> Lines of data
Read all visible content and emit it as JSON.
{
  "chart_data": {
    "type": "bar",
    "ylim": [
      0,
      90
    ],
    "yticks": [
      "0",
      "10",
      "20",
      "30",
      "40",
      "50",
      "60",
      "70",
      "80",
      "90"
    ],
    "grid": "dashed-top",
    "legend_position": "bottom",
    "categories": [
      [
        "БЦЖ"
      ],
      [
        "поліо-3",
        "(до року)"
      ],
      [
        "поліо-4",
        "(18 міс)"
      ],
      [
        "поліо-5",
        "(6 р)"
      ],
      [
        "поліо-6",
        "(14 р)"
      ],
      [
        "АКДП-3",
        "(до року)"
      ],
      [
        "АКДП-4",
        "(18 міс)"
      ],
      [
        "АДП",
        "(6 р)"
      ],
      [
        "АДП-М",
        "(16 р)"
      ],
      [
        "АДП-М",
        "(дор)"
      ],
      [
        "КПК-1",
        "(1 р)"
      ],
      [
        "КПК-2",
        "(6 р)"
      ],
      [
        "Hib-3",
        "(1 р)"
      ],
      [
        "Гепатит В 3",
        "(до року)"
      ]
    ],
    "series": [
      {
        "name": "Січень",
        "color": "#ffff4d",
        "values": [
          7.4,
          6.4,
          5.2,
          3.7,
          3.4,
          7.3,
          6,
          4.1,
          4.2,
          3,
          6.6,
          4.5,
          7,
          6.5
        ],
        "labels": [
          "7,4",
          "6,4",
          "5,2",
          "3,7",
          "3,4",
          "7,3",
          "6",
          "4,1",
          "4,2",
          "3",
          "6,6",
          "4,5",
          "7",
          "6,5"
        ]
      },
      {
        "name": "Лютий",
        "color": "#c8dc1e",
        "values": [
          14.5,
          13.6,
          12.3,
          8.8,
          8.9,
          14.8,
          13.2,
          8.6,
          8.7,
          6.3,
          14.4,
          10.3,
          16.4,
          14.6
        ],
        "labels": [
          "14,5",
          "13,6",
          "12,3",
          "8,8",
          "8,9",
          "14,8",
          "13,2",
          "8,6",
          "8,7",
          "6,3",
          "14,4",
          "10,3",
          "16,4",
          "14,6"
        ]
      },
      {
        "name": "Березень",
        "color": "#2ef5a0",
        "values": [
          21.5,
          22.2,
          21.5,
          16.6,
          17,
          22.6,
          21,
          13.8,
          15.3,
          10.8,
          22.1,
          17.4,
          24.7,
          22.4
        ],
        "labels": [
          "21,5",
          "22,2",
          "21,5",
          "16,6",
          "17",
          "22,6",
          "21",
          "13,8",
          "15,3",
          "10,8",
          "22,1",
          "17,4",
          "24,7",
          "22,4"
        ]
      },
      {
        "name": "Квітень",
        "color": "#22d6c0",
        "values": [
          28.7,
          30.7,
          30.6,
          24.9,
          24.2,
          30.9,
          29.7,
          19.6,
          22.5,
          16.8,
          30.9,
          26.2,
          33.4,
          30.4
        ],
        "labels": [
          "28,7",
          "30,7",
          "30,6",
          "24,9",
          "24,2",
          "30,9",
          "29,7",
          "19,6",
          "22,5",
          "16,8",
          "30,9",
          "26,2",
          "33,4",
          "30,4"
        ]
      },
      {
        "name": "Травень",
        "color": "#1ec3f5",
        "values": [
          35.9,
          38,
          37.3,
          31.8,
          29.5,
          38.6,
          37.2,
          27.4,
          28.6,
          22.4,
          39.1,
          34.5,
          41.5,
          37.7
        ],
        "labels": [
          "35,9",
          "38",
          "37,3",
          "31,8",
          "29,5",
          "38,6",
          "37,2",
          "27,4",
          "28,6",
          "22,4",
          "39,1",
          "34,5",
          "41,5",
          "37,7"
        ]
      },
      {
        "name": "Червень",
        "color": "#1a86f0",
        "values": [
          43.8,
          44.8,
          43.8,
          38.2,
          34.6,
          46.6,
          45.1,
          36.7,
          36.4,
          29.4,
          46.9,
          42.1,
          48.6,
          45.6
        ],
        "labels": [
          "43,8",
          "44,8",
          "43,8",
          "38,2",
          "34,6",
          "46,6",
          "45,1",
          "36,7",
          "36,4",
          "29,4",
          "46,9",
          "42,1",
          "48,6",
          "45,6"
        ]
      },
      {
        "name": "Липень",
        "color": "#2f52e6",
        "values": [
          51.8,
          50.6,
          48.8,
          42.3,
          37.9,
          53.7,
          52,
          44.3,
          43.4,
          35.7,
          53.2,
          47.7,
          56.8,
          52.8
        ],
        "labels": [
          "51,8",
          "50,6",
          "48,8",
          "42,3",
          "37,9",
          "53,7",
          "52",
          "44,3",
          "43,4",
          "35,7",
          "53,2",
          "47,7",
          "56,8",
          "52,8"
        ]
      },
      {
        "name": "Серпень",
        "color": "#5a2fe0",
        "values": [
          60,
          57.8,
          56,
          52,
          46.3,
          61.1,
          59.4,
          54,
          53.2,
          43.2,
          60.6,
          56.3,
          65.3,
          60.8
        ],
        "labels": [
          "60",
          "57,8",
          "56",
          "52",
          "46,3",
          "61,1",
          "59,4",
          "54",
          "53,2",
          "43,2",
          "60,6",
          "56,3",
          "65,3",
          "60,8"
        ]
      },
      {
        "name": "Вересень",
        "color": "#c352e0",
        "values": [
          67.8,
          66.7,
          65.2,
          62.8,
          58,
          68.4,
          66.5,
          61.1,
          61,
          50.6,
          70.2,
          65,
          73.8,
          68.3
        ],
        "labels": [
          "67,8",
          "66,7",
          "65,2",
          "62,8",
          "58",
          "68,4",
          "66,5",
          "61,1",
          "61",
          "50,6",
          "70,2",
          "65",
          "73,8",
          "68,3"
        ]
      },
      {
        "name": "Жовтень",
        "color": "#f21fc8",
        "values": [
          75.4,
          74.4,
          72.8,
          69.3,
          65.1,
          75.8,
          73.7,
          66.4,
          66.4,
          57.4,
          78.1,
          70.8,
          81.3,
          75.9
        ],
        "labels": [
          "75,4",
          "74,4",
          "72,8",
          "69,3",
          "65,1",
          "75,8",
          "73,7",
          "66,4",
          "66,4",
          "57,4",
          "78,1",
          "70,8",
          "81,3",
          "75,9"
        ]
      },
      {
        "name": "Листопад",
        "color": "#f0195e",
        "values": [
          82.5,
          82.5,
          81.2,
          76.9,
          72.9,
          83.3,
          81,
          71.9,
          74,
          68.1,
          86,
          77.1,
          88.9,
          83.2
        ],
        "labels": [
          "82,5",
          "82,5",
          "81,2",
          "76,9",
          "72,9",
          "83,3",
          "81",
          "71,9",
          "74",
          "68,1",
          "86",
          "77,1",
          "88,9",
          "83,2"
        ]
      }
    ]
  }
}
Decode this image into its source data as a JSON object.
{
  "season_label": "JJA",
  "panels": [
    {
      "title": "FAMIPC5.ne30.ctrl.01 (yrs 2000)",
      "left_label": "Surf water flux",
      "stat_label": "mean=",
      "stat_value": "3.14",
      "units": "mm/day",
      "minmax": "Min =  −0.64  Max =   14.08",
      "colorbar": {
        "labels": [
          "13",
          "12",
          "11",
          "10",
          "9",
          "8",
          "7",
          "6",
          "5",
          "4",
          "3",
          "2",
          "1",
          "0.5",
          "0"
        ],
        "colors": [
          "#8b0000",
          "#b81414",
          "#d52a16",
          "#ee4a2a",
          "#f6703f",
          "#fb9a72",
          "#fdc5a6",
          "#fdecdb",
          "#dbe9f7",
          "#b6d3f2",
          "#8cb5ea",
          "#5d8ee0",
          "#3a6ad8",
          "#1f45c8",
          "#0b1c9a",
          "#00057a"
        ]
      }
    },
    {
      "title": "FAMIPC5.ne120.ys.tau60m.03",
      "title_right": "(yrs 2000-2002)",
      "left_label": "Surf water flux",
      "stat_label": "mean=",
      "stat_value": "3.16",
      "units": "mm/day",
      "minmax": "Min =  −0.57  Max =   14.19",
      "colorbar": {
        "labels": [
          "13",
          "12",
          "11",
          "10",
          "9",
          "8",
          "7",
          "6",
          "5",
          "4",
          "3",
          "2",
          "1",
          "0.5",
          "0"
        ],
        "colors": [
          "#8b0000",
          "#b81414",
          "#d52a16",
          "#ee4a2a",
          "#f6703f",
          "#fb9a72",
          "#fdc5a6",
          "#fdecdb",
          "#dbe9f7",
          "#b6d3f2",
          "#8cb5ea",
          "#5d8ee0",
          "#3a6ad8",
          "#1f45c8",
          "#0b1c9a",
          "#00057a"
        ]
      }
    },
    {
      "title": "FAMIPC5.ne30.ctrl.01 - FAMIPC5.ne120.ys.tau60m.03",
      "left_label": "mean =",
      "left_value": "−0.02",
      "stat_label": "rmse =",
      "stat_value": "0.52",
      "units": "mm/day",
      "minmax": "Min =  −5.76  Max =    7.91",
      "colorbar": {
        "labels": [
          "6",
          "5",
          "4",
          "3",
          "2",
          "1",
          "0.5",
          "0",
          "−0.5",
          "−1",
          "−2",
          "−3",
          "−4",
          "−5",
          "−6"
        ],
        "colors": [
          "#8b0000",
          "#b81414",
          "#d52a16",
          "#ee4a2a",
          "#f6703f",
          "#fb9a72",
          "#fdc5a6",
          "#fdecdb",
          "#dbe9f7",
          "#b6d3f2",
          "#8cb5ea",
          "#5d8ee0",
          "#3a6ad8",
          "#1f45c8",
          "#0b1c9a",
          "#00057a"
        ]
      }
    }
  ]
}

> WHAT IS EXPECTED
Among the lines of the material, find those that hold the word "ctrl" and copy them.

> CORRECT RESULT
      "title": "FAMIPC5.ne30.ctrl.01 (yrs 2000)",
      "title": "FAMIPC5.ne30.ctrl.01 - FAMIPC5.ne120.ys.tau60m.03",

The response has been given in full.